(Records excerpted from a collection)
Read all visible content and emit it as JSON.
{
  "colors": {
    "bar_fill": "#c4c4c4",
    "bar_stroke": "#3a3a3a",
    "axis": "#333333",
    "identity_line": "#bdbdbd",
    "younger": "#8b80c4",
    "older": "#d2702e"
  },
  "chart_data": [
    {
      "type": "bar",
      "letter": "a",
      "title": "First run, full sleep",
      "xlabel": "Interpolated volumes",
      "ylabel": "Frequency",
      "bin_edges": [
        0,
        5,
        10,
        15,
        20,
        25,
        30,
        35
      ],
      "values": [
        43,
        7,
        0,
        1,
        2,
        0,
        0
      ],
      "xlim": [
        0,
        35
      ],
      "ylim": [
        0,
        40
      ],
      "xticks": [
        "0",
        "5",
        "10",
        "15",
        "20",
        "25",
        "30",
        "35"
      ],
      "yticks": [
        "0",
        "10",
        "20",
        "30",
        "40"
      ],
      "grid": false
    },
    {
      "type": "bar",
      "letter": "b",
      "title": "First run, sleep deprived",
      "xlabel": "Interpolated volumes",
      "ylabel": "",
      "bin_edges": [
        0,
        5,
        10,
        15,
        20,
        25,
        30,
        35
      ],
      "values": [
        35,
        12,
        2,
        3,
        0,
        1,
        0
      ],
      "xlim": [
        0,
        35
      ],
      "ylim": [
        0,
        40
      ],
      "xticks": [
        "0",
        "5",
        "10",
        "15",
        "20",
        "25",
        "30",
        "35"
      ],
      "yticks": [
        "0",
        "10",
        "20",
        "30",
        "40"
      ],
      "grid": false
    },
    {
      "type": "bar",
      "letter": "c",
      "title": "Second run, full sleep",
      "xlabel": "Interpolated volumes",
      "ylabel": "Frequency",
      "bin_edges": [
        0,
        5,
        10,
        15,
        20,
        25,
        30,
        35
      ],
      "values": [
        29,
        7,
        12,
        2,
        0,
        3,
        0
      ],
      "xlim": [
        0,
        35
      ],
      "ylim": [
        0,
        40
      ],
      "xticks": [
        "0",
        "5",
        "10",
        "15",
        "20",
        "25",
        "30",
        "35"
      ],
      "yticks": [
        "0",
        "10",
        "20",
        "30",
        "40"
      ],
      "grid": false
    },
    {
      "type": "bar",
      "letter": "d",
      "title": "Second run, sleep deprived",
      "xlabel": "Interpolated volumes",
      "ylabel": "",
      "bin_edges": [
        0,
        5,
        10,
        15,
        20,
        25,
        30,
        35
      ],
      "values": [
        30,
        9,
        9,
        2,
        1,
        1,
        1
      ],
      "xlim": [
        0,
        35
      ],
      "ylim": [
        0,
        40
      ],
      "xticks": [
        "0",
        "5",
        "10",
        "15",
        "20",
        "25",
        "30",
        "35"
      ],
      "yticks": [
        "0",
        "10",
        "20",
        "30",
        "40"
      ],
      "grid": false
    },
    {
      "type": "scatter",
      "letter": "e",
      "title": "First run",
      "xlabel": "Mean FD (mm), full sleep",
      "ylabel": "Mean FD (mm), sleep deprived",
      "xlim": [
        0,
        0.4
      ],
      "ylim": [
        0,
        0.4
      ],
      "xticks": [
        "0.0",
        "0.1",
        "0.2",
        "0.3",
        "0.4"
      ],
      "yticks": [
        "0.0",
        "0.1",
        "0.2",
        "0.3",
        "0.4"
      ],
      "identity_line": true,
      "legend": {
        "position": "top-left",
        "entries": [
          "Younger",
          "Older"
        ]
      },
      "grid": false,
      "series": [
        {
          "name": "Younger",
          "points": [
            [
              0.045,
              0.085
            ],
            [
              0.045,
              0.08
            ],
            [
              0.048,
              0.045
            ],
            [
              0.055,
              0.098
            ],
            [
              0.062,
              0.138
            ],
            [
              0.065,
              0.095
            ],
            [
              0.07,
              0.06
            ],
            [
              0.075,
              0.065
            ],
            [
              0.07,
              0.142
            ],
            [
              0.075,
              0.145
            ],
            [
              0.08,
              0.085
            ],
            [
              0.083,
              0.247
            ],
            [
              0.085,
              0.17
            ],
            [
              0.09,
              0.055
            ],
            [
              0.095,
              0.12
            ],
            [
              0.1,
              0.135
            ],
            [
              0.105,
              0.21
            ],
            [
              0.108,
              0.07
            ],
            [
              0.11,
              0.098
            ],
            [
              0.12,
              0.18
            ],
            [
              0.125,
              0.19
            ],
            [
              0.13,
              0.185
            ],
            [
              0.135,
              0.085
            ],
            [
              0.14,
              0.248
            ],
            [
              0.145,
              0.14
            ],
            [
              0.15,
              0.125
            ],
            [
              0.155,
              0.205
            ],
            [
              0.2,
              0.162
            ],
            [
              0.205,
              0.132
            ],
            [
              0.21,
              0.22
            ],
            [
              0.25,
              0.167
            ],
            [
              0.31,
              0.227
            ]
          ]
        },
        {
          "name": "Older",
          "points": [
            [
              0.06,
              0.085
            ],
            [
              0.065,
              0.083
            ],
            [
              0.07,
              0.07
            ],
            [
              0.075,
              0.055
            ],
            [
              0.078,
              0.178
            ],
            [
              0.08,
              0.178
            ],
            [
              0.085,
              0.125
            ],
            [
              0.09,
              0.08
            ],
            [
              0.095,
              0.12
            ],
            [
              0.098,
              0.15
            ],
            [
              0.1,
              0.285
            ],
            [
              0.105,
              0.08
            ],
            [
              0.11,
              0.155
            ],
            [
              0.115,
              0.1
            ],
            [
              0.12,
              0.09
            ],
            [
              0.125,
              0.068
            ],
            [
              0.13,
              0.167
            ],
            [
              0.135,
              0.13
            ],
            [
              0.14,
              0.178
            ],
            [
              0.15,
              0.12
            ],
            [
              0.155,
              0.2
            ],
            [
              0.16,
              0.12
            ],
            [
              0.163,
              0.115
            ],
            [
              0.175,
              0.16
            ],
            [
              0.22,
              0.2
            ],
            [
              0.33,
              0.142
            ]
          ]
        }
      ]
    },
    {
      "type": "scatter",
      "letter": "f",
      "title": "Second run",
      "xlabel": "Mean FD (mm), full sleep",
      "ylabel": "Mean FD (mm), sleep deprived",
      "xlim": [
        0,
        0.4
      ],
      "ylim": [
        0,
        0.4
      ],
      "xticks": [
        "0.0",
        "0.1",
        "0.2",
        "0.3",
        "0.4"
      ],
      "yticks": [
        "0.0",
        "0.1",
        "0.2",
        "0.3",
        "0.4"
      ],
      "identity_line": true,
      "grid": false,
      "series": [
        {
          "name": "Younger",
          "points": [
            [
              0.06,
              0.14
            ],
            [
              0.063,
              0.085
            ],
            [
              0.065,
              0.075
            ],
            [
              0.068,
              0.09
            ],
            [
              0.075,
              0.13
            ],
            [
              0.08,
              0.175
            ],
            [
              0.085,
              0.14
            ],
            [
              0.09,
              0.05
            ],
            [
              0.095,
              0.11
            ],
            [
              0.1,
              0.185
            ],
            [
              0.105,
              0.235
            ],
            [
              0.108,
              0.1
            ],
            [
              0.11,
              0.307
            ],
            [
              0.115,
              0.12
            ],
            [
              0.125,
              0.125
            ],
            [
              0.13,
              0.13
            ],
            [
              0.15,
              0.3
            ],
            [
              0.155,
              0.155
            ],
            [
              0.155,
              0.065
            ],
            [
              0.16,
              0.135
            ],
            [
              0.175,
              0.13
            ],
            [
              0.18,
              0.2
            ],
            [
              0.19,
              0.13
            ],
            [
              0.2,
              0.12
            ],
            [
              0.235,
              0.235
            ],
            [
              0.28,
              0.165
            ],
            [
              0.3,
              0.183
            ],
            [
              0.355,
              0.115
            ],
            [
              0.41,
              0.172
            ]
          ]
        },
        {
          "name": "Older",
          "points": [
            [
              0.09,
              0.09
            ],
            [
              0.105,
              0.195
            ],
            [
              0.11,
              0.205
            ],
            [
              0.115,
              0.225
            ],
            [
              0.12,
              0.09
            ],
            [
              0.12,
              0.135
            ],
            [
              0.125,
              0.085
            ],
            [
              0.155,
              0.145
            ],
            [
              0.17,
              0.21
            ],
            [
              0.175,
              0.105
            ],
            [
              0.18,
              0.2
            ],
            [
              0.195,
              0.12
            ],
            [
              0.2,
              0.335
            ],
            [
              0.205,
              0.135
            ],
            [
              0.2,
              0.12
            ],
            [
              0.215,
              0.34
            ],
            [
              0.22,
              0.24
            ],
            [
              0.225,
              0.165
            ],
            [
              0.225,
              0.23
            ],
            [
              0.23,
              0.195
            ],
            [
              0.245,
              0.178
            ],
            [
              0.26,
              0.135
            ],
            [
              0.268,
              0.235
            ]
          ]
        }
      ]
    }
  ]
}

#### Directions:
For this exercise, gather every line of the data that contains the word "First".

#### Result below:
      "title": "First run, full sleep",
      "title": "First run, sleep deprived",
      "title": "First run",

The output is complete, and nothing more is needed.